== Problem to solve ==
List all lines of the data that include the string "thoughts".

== Material for the task ==
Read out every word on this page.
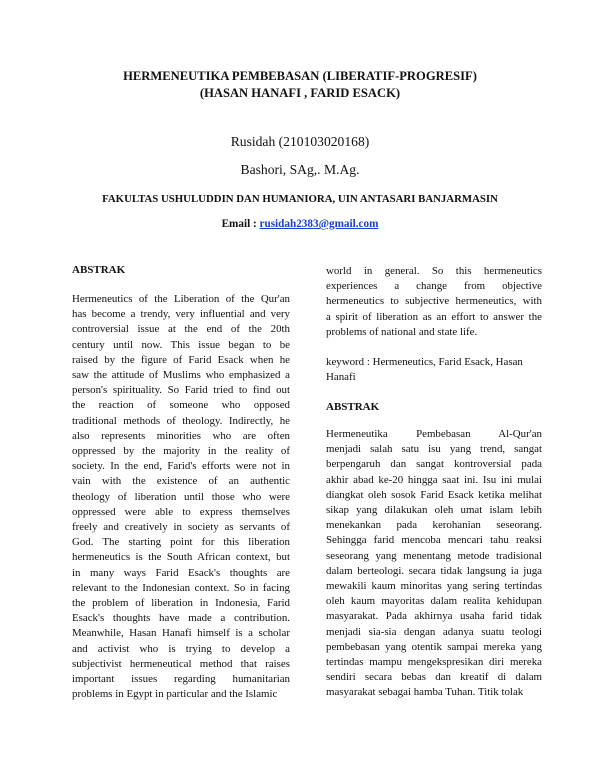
HERMENEUTIKA PEMBEBASAN (LIBERATIF-PROGRESIF)
(HASAN HANAFI , FARID ESACK)
Rusidah (210103020168)
Bashori, SAg,. M.Ag.
FAKULTAS USHULUDDIN DAN HUMANIORA, UIN ANTASARI BANJARMASIN
Email : rusidah2383@gmail.com
ABSTRAK
Hermeneutics of the Liberation of the Qur'an
has become a trendy, very influential and very
controversial issue at the end of the 20th
century until now. This issue began to be
raised by the figure of Farid Esack when he
saw the attitude of Muslims who emphasized a
person's spirituality. So Farid tried to find out
the reaction of someone who opposed
traditional methods of theology. Indirectly, he
also represents minorities who are often
oppressed by the majority in the reality of
society. In the end, Farid's efforts were not in
vain with the existence of an authentic
theology of liberation until those who were
oppressed were able to express themselves
freely and creatively in society as servants of
God. The starting point for this liberation
hermeneutics is the South African context, but
in many ways Farid Esack's thoughts are
relevant to the Indonesian context. So in facing
the problem of liberation in Indonesia, Farid
Esack's thoughts have made a contribution.
Meanwhile, Hasan Hanafi himself is a scholar
and activist who is trying to develop a
subjectivist hermeneutical method that raises
important issues regarding humanitarian
problems in Egypt in particular and the Islamic
world in general. So this hermeneutics
experiences a change from objective
hermeneutics to subjective hermeneutics, with
a spirit of liberation as an effort to answer the
problems of national and state life.
keyword : Hermeneutics, Farid Esack, Hasan
Hanafi
ABSTRAK
Hermeneutika Pembebasan Al-Qur'an
menjadi salah satu isu yang trend, sangat
berpengaruh dan sangat kontroversial pada
akhir abad ke-20 hingga saat ini. Isu ini mulai
diangkat oleh sosok Farid Esack ketika melihat
sikap yang dilakukan oleh umat islam lebih
menekankan pada kerohanian seseorang.
Sehingga farid mencoba mencari tahu reaksi
seseorang yang menentang metode tradisional
dalam berteologi. secara tidak langsung ia juga
mewakili kaum minoritas yang sering tertindas
oleh kaum mayoritas dalam realita kehidupan
masyarakat. Pada akhirnya usaha farid tidak
menjadi sia-sia dengan adanya suatu teologi
pembebasan yang otentik sampai mereka yang
tertindas mampu mengekspresikan diri mereka
sendiri secara bebas dan kreatif di dalam
masyarakat sebagai hamba Tuhan. Titik tolak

== Result of the exercise ==
in many ways Farid Esack's thoughts are
Esack's thoughts have made a contribution.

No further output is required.